Some records:
┄┄┄┄┄┄┄┄┄┄┄┄┄┄┄┄┄┄┄┄
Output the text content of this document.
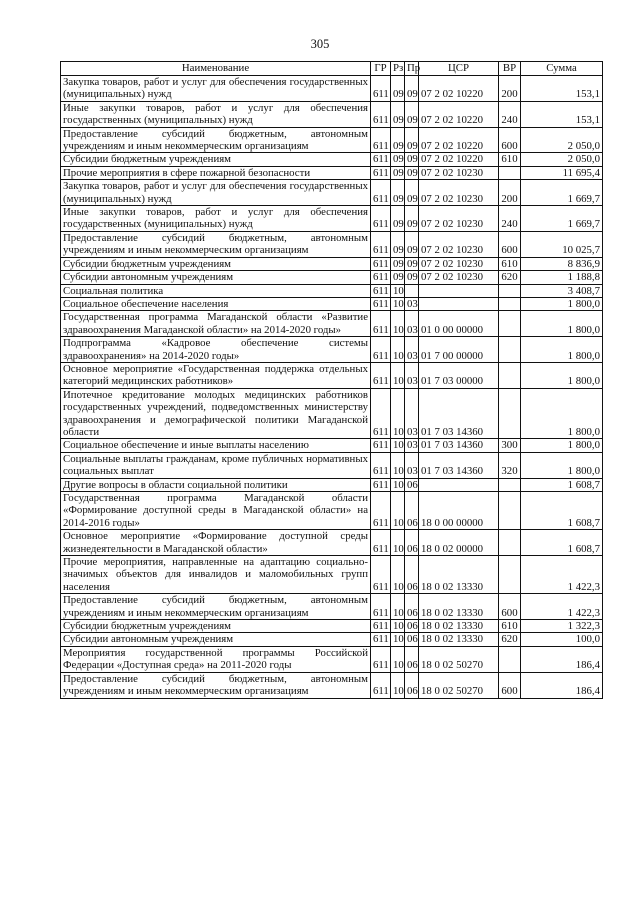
305
Наименование	ГР	Рз	Пр	ЦСР	ВР	Сумма
Закупка товаров, работ и услуг для обеспечения государственных (муниципальных) нужд	611	09	09	07 2 02 10220	200	153,1
Иные закупки товаров, работ и услуг для обеспечения государственных (муниципальных) нужд	611	09	09	07 2 02 10220	240	153,1
Предоставление субсидий бюджетным, автономным учреждениям и иным некоммерческим организациям	611	09	09	07 2 02 10220	600	2 050,0
Субсидии бюджетным учреждениям	611	09	09	07 2 02 10220	610	2 050,0
Прочие мероприятия в сфере пожарной безопасности	611	09	09	07 2 02 10230		11 695,4
Закупка товаров, работ и услуг для обеспечения государственных (муниципальных) нужд	611	09	09	07 2 02 10230	200	1 669,7
Иные закупки товаров, работ и услуг для обеспечения государственных (муниципальных) нужд	611	09	09	07 2 02 10230	240	1 669,7
Предоставление субсидий бюджетным, автономным учреждениям и иным некоммерческим организациям	611	09	09	07 2 02 10230	600	10 025,7
Субсидии бюджетным учреждениям	611	09	09	07 2 02 10230	610	8 836,9
Субсидии автономным учреждениям	611	09	09	07 2 02 10230	620	1 188,8
Социальная политика	611	10				3 408,7
Социальное обеспечение населения	611	10	03			1 800,0
Государственная программа Магаданской области «Развитие здравоохранения Магаданской области» на 2014-2020 годы»	611	10	03	01 0 00 00000		1 800,0
Подпрограмма «Кадровое обеспечение системы здравоохранения» на 2014-2020 годы»	611	10	03	01 7 00 00000		1 800,0
Основное мероприятие «Государственная поддержка отдельных категорий медицинских работников»	611	10	03	01 7 03 00000		1 800,0
Ипотечное кредитование молодых медицинских работников государственных учреждений, подведомственных министерству здравоохранения и демографической политики Магаданской области	611	10	03	01 7 03 14360		1 800,0
Социальное обеспечение и иные выплаты населению	611	10	03	01 7 03 14360	300	1 800,0
Социальные выплаты гражданам, кроме публичных нормативных социальных выплат	611	10	03	01 7 03 14360	320	1 800,0
Другие вопросы в области социальной политики	611	10	06			1 608,7
Государственная программа Магаданской области «Формирование доступной среды в Магаданской области» на 2014-2016 годы»	611	10	06	18 0 00 00000		1 608,7
Основное мероприятие «Формирование доступной среды жизнедеятельности в Магаданской области»	611	10	06	18 0 02 00000		1 608,7
Прочие мероприятия, направленные на адаптацию социально-значимых объектов для инвалидов и маломобильных групп населения	611	10	06	18 0 02 13330		1 422,3
Предоставление субсидий бюджетным, автономным учреждениям и иным некоммерческим организациям	611	10	06	18 0 02 13330	600	1 422,3
Субсидии бюджетным учреждениям	611	10	06	18 0 02 13330	610	1 322,3
Субсидии автономным учреждениям	611	10	06	18 0 02 13330	620	100,0
Мероприятия государственной программы Российской Федерации «Доступная среда» на 2011-2020 годы	611	10	06	18 0 02 50270		186,4
Предоставление субсидий бюджетным, автономным учреждениям и иным некоммерческим организациям	611	10	06	18 0 02 50270	600	186,4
┄┄┄┄┄┄┄┄┄┄┄┄┄┄┄┄┄┄┄┄
REQUIRED TASK:
From the listing, copy every line where the string "мероприятие" appears.

TASK RESPONSE:
Основное мероприятие «Государственная поддержка отдельных категорий медицинских работников»	611	10	03	01 7 03 00000		1 800,0
Основное мероприятие «Формирование доступной среды жизнедеятельности в Магаданской области»	611	10	06	18 0 02 00000		1 608,7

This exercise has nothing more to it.